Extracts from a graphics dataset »
= = = =
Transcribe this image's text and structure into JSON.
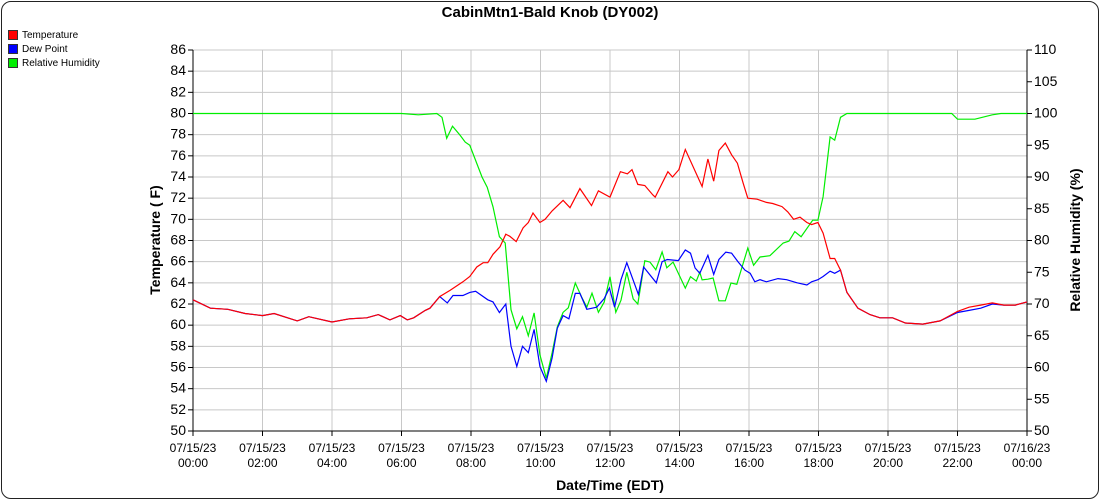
{
  "chart_data": {
    "type": "line",
    "title": "CabinMtn1-Bald Knob (DY002)",
    "xlabel": "Date/Time (EDT)",
    "ylabel": "Temperature ( F)",
    "y2label": "Relative Humidity (%)",
    "ylim": [
      50,
      86
    ],
    "y2lim": [
      50,
      110
    ],
    "yticks": [
      50,
      52,
      54,
      56,
      58,
      60,
      62,
      64,
      66,
      68,
      70,
      72,
      74,
      76,
      78,
      80,
      82,
      84,
      86
    ],
    "y2ticks": [
      50,
      55,
      60,
      65,
      70,
      75,
      80,
      85,
      90,
      95,
      100,
      105,
      110
    ],
    "xticks": [
      {
        "date": "07/15/23",
        "time": "00:00"
      },
      {
        "date": "07/15/23",
        "time": "02:00"
      },
      {
        "date": "07/15/23",
        "time": "04:00"
      },
      {
        "date": "07/15/23",
        "time": "06:00"
      },
      {
        "date": "07/15/23",
        "time": "08:00"
      },
      {
        "date": "07/15/23",
        "time": "10:00"
      },
      {
        "date": "07/15/23",
        "time": "12:00"
      },
      {
        "date": "07/15/23",
        "time": "14:00"
      },
      {
        "date": "07/15/23",
        "time": "16:00"
      },
      {
        "date": "07/15/23",
        "time": "18:00"
      },
      {
        "date": "07/15/23",
        "time": "20:00"
      },
      {
        "date": "07/15/23",
        "time": "22:00"
      },
      {
        "date": "07/16/23",
        "time": "00:00"
      }
    ],
    "grid": true,
    "legend_position": "top-left",
    "series": [
      {
        "name": "Temperature",
        "color": "#ff0000",
        "axis": "left",
        "points": [
          [
            "00:00",
            62.4
          ],
          [
            "00:30",
            61.6
          ],
          [
            "01:00",
            61.5
          ],
          [
            "01:30",
            61.1
          ],
          [
            "02:00",
            60.9
          ],
          [
            "02:20",
            61.1
          ],
          [
            "03:00",
            60.4
          ],
          [
            "03:20",
            60.8
          ],
          [
            "04:00",
            60.3
          ],
          [
            "04:30",
            60.6
          ],
          [
            "05:00",
            60.7
          ],
          [
            "05:20",
            61.0
          ],
          [
            "05:40",
            60.5
          ],
          [
            "05:58",
            60.9
          ],
          [
            "06:10",
            60.5
          ],
          [
            "06:21",
            60.7
          ],
          [
            "06:41",
            61.4
          ],
          [
            "06:49",
            61.6
          ],
          [
            "07:06",
            62.7
          ],
          [
            "07:24",
            63.3
          ],
          [
            "07:46",
            64.1
          ],
          [
            "07:58",
            64.6
          ],
          [
            "08:10",
            65.5
          ],
          [
            "08:21",
            65.9
          ],
          [
            "08:29",
            65.9
          ],
          [
            "08:38",
            66.7
          ],
          [
            "08:50",
            67.4
          ],
          [
            "09:00",
            68.6
          ],
          [
            "09:07",
            68.4
          ],
          [
            "09:18",
            67.9
          ],
          [
            "09:30",
            69.2
          ],
          [
            "09:39",
            69.7
          ],
          [
            "09:47",
            70.6
          ],
          [
            "09:59",
            69.7
          ],
          [
            "10:08",
            70.0
          ],
          [
            "10:20",
            70.8
          ],
          [
            "10:39",
            71.8
          ],
          [
            "10:51",
            71.1
          ],
          [
            "11:08",
            72.9
          ],
          [
            "11:28",
            71.3
          ],
          [
            "11:40",
            72.7
          ],
          [
            "12:00",
            72.1
          ],
          [
            "12:18",
            74.5
          ],
          [
            "12:30",
            74.3
          ],
          [
            "12:38",
            74.7
          ],
          [
            "12:48",
            73.3
          ],
          [
            "13:00",
            73.2
          ],
          [
            "13:14",
            72.3
          ],
          [
            "13:18",
            72.1
          ],
          [
            "13:40",
            74.5
          ],
          [
            "13:48",
            74.0
          ],
          [
            "13:59",
            74.7
          ],
          [
            "14:10",
            76.6
          ],
          [
            "14:39",
            73.1
          ],
          [
            "14:49",
            75.7
          ],
          [
            "14:59",
            73.6
          ],
          [
            "15:08",
            76.5
          ],
          [
            "15:19",
            77.2
          ],
          [
            "15:30",
            76.1
          ],
          [
            "15:40",
            75.3
          ],
          [
            "15:50",
            73.4
          ],
          [
            "15:58",
            72.0
          ],
          [
            "16:14",
            71.9
          ],
          [
            "16:30",
            71.6
          ],
          [
            "16:41",
            71.5
          ],
          [
            "16:57",
            71.2
          ],
          [
            "17:07",
            70.7
          ],
          [
            "17:17",
            70.0
          ],
          [
            "17:28",
            70.2
          ],
          [
            "17:40",
            69.7
          ],
          [
            "17:48",
            69.5
          ],
          [
            "17:59",
            69.7
          ],
          [
            "18:08",
            68.7
          ],
          [
            "18:20",
            66.3
          ],
          [
            "18:28",
            66.3
          ],
          [
            "18:38",
            65.2
          ],
          [
            "18:49",
            63.1
          ],
          [
            "19:08",
            61.6
          ],
          [
            "19:29",
            61.0
          ],
          [
            "19:46",
            60.7
          ],
          [
            "20:08",
            60.7
          ],
          [
            "20:30",
            60.2
          ],
          [
            "21:00",
            60.1
          ],
          [
            "21:30",
            60.4
          ],
          [
            "22:00",
            61.3
          ],
          [
            "22:20",
            61.7
          ],
          [
            "22:40",
            61.9
          ],
          [
            "23:00",
            62.1
          ],
          [
            "23:20",
            61.9
          ],
          [
            "23:40",
            61.9
          ],
          [
            "24:00",
            62.2
          ]
        ]
      },
      {
        "name": "Dew Point",
        "color": "#0000ff",
        "axis": "left",
        "points": [
          [
            "00:00",
            62.4
          ],
          [
            "00:30",
            61.6
          ],
          [
            "01:00",
            61.5
          ],
          [
            "01:30",
            61.1
          ],
          [
            "02:00",
            60.9
          ],
          [
            "02:20",
            61.1
          ],
          [
            "03:00",
            60.4
          ],
          [
            "03:20",
            60.8
          ],
          [
            "04:00",
            60.3
          ],
          [
            "04:30",
            60.6
          ],
          [
            "05:00",
            60.7
          ],
          [
            "05:20",
            61.0
          ],
          [
            "05:40",
            60.5
          ],
          [
            "05:58",
            60.9
          ],
          [
            "06:10",
            60.5
          ],
          [
            "06:21",
            60.7
          ],
          [
            "06:41",
            61.4
          ],
          [
            "06:49",
            61.6
          ],
          [
            "07:06",
            62.7
          ],
          [
            "07:19",
            62.1
          ],
          [
            "07:29",
            62.8
          ],
          [
            "07:46",
            62.8
          ],
          [
            "07:58",
            63.1
          ],
          [
            "08:08",
            63.2
          ],
          [
            "08:29",
            62.4
          ],
          [
            "08:38",
            62.2
          ],
          [
            "08:49",
            61.2
          ],
          [
            "09:00",
            62.0
          ],
          [
            "09:09",
            58.0
          ],
          [
            "09:19",
            56.1
          ],
          [
            "09:29",
            58.0
          ],
          [
            "09:39",
            57.4
          ],
          [
            "09:49",
            59.6
          ],
          [
            "09:59",
            56.1
          ],
          [
            "10:10",
            54.7
          ],
          [
            "10:20",
            56.9
          ],
          [
            "10:29",
            59.7
          ],
          [
            "10:39",
            60.9
          ],
          [
            "10:49",
            60.6
          ],
          [
            "11:00",
            63.0
          ],
          [
            "11:08",
            63.0
          ],
          [
            "11:20",
            61.5
          ],
          [
            "11:37",
            61.7
          ],
          [
            "11:50",
            62.5
          ],
          [
            "11:59",
            63.5
          ],
          [
            "12:08",
            61.7
          ],
          [
            "12:19",
            64.3
          ],
          [
            "12:29",
            65.9
          ],
          [
            "12:49",
            62.9
          ],
          [
            "12:58",
            65.5
          ],
          [
            "13:20",
            64.0
          ],
          [
            "13:30",
            66.0
          ],
          [
            "13:39",
            66.2
          ],
          [
            "13:58",
            66.1
          ],
          [
            "14:10",
            67.1
          ],
          [
            "14:19",
            66.8
          ],
          [
            "14:27",
            65.4
          ],
          [
            "14:35",
            64.9
          ],
          [
            "14:49",
            66.6
          ],
          [
            "14:59",
            64.8
          ],
          [
            "15:08",
            66.2
          ],
          [
            "15:20",
            66.9
          ],
          [
            "15:30",
            66.8
          ],
          [
            "15:41",
            66.0
          ],
          [
            "15:53",
            65.2
          ],
          [
            "16:02",
            64.9
          ],
          [
            "16:10",
            64.1
          ],
          [
            "16:19",
            64.3
          ],
          [
            "16:30",
            64.1
          ],
          [
            "16:50",
            64.4
          ],
          [
            "17:05",
            64.3
          ],
          [
            "17:23",
            64.0
          ],
          [
            "17:40",
            63.8
          ],
          [
            "17:48",
            64.1
          ],
          [
            "17:59",
            64.3
          ],
          [
            "18:08",
            64.6
          ],
          [
            "18:20",
            65.1
          ],
          [
            "18:28",
            64.9
          ],
          [
            "18:38",
            65.2
          ],
          [
            "18:49",
            63.1
          ],
          [
            "19:08",
            61.6
          ],
          [
            "19:29",
            61.0
          ],
          [
            "19:46",
            60.7
          ],
          [
            "20:08",
            60.7
          ],
          [
            "20:30",
            60.2
          ],
          [
            "21:00",
            60.1
          ],
          [
            "21:30",
            60.4
          ],
          [
            "22:00",
            61.2
          ],
          [
            "22:20",
            61.4
          ],
          [
            "22:40",
            61.6
          ],
          [
            "23:00",
            62.0
          ],
          [
            "23:20",
            61.9
          ],
          [
            "23:40",
            61.9
          ],
          [
            "24:00",
            62.2
          ]
        ]
      },
      {
        "name": "Relative Humidity",
        "color": "#00ee00",
        "axis": "right",
        "points": [
          [
            "00:00",
            100
          ],
          [
            "06:00",
            100
          ],
          [
            "06:29",
            99.8
          ],
          [
            "07:01",
            100
          ],
          [
            "07:10",
            99.4
          ],
          [
            "07:18",
            96.1
          ],
          [
            "07:28",
            98.0
          ],
          [
            "07:41",
            96.6
          ],
          [
            "07:50",
            95.5
          ],
          [
            "07:58",
            95.0
          ],
          [
            "08:19",
            90.0
          ],
          [
            "08:28",
            88.4
          ],
          [
            "08:38",
            85.3
          ],
          [
            "08:49",
            80.6
          ],
          [
            "08:59",
            79.6
          ],
          [
            "09:09",
            69.1
          ],
          [
            "09:19",
            66.1
          ],
          [
            "09:29",
            68.0
          ],
          [
            "09:39",
            65.0
          ],
          [
            "09:49",
            68.6
          ],
          [
            "09:59",
            62.0
          ],
          [
            "10:10",
            58.3
          ],
          [
            "10:20",
            62.3
          ],
          [
            "10:29",
            66.4
          ],
          [
            "10:39",
            68.7
          ],
          [
            "10:48",
            69.4
          ],
          [
            "11:00",
            73.3
          ],
          [
            "11:11",
            71.1
          ],
          [
            "11:20",
            69.5
          ],
          [
            "11:29",
            71.7
          ],
          [
            "11:40",
            68.7
          ],
          [
            "11:50",
            70.3
          ],
          [
            "12:00",
            74.3
          ],
          [
            "12:10",
            68.7
          ],
          [
            "12:19",
            70.6
          ],
          [
            "12:29",
            75.0
          ],
          [
            "12:40",
            70.8
          ],
          [
            "12:48",
            70.0
          ],
          [
            "13:00",
            76.8
          ],
          [
            "13:09",
            76.6
          ],
          [
            "13:19",
            75.4
          ],
          [
            "13:30",
            78.2
          ],
          [
            "13:38",
            75.7
          ],
          [
            "13:49",
            76.6
          ],
          [
            "14:10",
            72.5
          ],
          [
            "14:19",
            74.3
          ],
          [
            "14:29",
            73.6
          ],
          [
            "14:35",
            75.0
          ],
          [
            "14:39",
            73.8
          ],
          [
            "14:49",
            73.9
          ],
          [
            "14:58",
            74.1
          ],
          [
            "15:08",
            70.5
          ],
          [
            "15:19",
            70.5
          ],
          [
            "15:29",
            73.3
          ],
          [
            "15:39",
            73.1
          ],
          [
            "15:58",
            78.8
          ],
          [
            "16:08",
            76.1
          ],
          [
            "16:19",
            77.4
          ],
          [
            "16:36",
            77.6
          ],
          [
            "16:59",
            79.6
          ],
          [
            "17:09",
            79.9
          ],
          [
            "17:19",
            81.4
          ],
          [
            "17:30",
            80.6
          ],
          [
            "17:50",
            83.2
          ],
          [
            "17:59",
            83.2
          ],
          [
            "18:08",
            86.9
          ],
          [
            "18:20",
            96.3
          ],
          [
            "18:28",
            95.8
          ],
          [
            "18:38",
            99.4
          ],
          [
            "18:49",
            100
          ],
          [
            "21:50",
            100
          ],
          [
            "22:00",
            99.1
          ],
          [
            "22:30",
            99.1
          ],
          [
            "23:00",
            99.8
          ],
          [
            "23:15",
            100
          ],
          [
            "24:00",
            100
          ]
        ]
      }
    ]
  }
}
= = = =
Challenge » Only a number is needed: how many lines of the material above contain "Relative"?

Solution to the problem » 2